### MATERIAL ###

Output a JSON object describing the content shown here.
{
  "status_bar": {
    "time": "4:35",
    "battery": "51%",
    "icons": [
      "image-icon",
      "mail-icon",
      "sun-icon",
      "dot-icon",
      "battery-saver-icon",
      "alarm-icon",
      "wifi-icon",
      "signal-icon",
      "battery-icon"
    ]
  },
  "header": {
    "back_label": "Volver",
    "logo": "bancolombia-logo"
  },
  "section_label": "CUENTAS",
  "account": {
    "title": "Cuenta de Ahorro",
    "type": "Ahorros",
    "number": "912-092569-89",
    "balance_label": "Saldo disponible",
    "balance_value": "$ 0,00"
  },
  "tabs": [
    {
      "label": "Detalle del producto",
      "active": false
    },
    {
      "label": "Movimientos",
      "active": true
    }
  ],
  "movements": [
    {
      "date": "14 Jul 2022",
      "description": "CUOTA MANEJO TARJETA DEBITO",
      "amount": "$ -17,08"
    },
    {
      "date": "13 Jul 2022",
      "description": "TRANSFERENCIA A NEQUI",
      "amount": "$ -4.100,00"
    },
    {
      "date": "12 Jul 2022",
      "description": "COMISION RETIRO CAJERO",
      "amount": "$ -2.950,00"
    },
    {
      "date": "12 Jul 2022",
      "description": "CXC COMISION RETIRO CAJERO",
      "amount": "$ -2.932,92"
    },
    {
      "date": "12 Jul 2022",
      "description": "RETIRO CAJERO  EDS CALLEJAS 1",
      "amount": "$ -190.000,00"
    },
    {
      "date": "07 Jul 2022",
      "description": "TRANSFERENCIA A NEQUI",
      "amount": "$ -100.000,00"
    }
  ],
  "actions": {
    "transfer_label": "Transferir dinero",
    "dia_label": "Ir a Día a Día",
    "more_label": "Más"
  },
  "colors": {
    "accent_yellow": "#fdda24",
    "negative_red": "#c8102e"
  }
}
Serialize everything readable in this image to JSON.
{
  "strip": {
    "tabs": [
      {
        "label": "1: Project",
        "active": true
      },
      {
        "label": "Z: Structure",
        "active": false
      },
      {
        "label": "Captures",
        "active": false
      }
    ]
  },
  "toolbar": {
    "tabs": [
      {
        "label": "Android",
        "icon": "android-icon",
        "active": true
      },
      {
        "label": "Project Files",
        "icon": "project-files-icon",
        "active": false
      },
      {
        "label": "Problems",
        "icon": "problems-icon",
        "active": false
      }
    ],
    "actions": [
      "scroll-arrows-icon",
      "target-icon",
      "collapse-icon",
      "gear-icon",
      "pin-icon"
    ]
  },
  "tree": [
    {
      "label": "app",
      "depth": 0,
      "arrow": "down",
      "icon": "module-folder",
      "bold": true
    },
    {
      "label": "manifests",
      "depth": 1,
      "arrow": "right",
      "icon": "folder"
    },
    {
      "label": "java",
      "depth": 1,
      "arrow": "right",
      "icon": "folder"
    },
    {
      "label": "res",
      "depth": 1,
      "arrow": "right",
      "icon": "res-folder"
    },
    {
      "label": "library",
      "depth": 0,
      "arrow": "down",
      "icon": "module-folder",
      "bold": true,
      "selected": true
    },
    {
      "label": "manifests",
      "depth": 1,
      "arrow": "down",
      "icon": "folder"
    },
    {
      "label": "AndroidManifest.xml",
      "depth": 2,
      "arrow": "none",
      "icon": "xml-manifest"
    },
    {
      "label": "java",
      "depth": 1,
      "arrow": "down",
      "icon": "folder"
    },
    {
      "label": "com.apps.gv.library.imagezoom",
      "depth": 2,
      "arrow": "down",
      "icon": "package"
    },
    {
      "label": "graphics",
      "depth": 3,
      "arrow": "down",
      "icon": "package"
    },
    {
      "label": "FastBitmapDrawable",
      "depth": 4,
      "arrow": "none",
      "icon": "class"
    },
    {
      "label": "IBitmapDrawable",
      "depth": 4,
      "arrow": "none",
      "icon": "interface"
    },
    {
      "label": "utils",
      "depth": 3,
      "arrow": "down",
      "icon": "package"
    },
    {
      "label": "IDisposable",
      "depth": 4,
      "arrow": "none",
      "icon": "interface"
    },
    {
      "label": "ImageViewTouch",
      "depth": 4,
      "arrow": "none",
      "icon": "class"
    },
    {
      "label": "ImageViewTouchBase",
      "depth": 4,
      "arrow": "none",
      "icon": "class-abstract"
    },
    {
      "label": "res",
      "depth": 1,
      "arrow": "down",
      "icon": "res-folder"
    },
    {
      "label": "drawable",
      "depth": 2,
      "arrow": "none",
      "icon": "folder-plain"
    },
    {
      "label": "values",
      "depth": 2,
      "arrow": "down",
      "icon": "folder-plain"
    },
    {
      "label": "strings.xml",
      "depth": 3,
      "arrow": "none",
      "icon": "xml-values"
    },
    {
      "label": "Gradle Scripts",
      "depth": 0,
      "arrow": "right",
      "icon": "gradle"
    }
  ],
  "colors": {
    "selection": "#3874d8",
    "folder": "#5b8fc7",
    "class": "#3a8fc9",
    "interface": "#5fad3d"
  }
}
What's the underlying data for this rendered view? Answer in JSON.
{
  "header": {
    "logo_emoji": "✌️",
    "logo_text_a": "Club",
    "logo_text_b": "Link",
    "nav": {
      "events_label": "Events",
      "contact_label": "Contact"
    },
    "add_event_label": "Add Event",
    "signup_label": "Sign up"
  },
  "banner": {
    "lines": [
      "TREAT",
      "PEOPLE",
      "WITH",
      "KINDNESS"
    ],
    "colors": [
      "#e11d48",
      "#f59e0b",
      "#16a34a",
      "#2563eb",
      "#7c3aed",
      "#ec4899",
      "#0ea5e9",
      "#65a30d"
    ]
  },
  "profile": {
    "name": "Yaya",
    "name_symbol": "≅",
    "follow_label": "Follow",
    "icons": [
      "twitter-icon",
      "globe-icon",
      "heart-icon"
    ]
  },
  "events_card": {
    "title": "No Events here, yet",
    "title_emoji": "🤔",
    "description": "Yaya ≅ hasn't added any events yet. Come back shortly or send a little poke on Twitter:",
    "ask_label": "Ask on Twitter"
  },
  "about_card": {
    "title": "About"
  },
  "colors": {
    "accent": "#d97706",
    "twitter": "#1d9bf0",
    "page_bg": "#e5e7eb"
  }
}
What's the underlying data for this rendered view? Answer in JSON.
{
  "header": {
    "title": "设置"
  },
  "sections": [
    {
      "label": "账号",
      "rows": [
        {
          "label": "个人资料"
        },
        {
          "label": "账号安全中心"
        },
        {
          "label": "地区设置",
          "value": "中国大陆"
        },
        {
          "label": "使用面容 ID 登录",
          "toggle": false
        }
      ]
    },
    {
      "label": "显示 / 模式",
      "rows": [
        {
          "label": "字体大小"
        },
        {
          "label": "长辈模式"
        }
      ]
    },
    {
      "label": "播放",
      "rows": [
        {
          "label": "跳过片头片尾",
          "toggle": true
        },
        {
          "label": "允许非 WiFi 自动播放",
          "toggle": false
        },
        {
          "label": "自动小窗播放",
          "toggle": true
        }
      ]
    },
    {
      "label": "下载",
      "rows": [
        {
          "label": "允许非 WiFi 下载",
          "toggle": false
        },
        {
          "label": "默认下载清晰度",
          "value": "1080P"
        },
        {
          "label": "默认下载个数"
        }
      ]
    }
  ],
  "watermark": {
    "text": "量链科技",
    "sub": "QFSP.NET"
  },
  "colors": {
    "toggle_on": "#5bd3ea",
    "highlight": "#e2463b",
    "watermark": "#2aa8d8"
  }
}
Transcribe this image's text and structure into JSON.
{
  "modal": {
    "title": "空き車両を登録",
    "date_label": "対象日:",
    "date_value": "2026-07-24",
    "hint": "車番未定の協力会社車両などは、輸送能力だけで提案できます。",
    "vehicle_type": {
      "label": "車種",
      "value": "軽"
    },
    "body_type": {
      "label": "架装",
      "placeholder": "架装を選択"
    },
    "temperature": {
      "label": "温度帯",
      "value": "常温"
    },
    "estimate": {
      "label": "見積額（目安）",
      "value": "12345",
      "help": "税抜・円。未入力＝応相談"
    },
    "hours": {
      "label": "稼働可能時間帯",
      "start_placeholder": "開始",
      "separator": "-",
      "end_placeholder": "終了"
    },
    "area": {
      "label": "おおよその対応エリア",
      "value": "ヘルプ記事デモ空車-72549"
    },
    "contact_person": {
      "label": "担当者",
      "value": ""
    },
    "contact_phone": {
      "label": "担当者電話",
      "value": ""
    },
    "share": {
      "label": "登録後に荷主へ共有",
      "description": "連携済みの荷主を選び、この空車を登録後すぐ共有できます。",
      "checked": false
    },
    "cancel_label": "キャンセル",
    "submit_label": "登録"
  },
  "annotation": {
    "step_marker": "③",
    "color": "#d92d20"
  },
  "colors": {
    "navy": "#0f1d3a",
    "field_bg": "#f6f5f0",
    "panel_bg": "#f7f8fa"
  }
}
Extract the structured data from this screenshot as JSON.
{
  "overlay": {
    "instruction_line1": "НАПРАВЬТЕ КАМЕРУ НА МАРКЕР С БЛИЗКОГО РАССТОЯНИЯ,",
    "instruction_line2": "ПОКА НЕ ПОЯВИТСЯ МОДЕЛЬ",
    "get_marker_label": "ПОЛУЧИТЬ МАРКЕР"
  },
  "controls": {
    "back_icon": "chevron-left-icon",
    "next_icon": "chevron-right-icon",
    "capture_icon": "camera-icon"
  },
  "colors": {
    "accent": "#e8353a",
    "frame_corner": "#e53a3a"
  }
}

###

— TASK BRIEF —
Reproduce precisely the span of lines that begins at the line containing "Extract the structured" and ends with the last line of the listing.

— SOLUTION TO THE EXERCISE —
Extract the structured data from this screenshot as JSON.
{
  "overlay": {
    "instruction_line1": "НАПРАВЬТЕ КАМЕРУ НА МАРКЕР С БЛИЗКОГО РАССТОЯНИЯ,",
    "instruction_line2": "ПОКА НЕ ПОЯВИТСЯ МОДЕЛЬ",
    "get_marker_label": "ПОЛУЧИТЬ МАРКЕР"
  },
  "controls": {
    "back_icon": "chevron-left-icon",
    "next_icon": "chevron-right-icon",
    "capture_icon": "camera-icon"
  },
  "colors": {
    "accent": "#e8353a",
    "frame_corner": "#e53a3a"
  }
}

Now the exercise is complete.